-- Start of RAW RECORDS --

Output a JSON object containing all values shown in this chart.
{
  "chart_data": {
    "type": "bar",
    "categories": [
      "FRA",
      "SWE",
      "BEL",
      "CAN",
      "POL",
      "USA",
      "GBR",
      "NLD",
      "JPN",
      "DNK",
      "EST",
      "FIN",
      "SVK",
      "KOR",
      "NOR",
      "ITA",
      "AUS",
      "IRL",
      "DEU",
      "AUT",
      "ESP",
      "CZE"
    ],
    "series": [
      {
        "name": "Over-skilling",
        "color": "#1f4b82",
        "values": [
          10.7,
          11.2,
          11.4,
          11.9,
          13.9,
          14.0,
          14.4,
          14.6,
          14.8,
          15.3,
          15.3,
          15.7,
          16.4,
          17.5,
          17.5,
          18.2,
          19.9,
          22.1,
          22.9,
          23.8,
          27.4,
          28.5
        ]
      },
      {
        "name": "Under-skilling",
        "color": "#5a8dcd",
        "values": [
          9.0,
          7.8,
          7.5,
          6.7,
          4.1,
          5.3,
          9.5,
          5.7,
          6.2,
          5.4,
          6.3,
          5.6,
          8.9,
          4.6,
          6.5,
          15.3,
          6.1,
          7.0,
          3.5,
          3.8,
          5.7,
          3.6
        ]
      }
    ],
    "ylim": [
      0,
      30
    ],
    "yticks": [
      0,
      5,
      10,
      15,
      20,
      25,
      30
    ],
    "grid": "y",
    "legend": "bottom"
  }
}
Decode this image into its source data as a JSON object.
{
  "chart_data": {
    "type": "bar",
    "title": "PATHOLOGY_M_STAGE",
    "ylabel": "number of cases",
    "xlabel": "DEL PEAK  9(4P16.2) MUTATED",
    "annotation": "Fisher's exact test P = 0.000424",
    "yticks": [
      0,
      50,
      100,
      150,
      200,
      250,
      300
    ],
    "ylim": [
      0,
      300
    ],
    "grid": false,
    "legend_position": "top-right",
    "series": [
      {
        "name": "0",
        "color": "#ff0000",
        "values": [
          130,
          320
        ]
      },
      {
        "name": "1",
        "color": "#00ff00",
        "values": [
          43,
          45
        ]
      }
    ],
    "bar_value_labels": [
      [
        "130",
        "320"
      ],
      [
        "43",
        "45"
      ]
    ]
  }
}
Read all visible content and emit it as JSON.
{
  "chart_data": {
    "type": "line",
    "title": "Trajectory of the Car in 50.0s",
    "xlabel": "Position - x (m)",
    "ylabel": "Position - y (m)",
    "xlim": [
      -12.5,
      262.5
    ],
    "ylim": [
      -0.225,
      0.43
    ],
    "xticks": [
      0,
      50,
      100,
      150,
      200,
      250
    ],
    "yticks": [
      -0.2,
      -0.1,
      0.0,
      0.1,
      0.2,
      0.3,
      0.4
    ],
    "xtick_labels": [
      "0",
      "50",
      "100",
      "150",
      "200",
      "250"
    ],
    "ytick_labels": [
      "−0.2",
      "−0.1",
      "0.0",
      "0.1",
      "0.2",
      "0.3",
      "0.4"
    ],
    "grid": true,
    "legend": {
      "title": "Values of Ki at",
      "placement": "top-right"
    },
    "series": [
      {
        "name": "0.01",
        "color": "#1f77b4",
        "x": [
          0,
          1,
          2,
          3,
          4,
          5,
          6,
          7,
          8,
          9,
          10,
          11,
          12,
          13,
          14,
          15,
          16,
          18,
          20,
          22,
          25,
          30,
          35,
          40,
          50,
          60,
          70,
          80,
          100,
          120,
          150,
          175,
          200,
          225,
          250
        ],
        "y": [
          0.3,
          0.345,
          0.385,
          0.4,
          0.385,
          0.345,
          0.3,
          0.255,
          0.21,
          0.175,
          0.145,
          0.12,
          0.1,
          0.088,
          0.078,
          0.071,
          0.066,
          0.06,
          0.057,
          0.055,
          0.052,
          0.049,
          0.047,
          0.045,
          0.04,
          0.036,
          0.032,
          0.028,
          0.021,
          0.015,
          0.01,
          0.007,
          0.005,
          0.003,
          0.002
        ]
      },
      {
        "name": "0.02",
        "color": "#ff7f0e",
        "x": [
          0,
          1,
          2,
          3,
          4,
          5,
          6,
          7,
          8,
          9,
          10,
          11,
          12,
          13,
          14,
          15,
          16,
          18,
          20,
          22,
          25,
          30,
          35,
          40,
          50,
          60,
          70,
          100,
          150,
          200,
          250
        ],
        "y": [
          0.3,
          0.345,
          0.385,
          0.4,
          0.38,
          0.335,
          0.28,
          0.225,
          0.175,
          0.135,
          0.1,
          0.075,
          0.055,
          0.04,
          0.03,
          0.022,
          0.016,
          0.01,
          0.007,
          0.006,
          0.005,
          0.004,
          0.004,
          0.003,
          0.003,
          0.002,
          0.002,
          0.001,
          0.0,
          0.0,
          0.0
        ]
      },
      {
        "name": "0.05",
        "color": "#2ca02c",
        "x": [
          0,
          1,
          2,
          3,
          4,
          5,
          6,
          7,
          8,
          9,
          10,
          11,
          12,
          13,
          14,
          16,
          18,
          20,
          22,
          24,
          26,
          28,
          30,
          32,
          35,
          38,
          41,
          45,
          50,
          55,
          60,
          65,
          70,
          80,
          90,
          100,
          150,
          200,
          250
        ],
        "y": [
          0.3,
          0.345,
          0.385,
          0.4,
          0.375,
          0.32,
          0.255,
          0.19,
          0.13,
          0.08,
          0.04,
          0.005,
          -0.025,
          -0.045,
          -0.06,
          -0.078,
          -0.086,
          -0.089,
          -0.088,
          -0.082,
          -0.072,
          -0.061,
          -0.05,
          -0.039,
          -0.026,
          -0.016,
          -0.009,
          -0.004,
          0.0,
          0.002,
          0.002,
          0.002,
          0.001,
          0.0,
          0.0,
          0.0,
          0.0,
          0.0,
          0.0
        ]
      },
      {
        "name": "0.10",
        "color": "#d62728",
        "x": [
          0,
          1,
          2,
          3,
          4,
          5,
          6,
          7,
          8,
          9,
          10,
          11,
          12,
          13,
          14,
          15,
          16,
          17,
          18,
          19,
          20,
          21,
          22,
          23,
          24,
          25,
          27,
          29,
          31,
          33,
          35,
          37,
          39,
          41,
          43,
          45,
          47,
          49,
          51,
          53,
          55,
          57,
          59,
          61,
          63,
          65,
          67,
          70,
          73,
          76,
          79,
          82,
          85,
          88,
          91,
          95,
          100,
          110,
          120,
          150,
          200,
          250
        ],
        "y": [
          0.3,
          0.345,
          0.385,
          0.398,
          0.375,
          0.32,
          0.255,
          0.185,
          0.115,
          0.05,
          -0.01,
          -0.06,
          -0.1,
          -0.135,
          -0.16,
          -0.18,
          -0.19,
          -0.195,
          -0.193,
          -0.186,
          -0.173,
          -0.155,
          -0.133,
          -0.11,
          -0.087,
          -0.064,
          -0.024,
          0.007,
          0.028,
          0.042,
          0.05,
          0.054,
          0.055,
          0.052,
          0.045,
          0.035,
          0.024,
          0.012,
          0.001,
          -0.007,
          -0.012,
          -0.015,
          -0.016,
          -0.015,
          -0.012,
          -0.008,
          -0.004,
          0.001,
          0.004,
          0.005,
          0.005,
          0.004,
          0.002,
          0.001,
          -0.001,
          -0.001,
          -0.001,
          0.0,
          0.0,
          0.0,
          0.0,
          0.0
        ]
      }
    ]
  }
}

-- End of RAW RECORDS --

▶ _SET TASK_:
Pick out the lines that contain "ylabel" and copy them.

▶ _RESULT_:
    "ylabel": "number of cases",
    "ylabel": "Position - y (m)",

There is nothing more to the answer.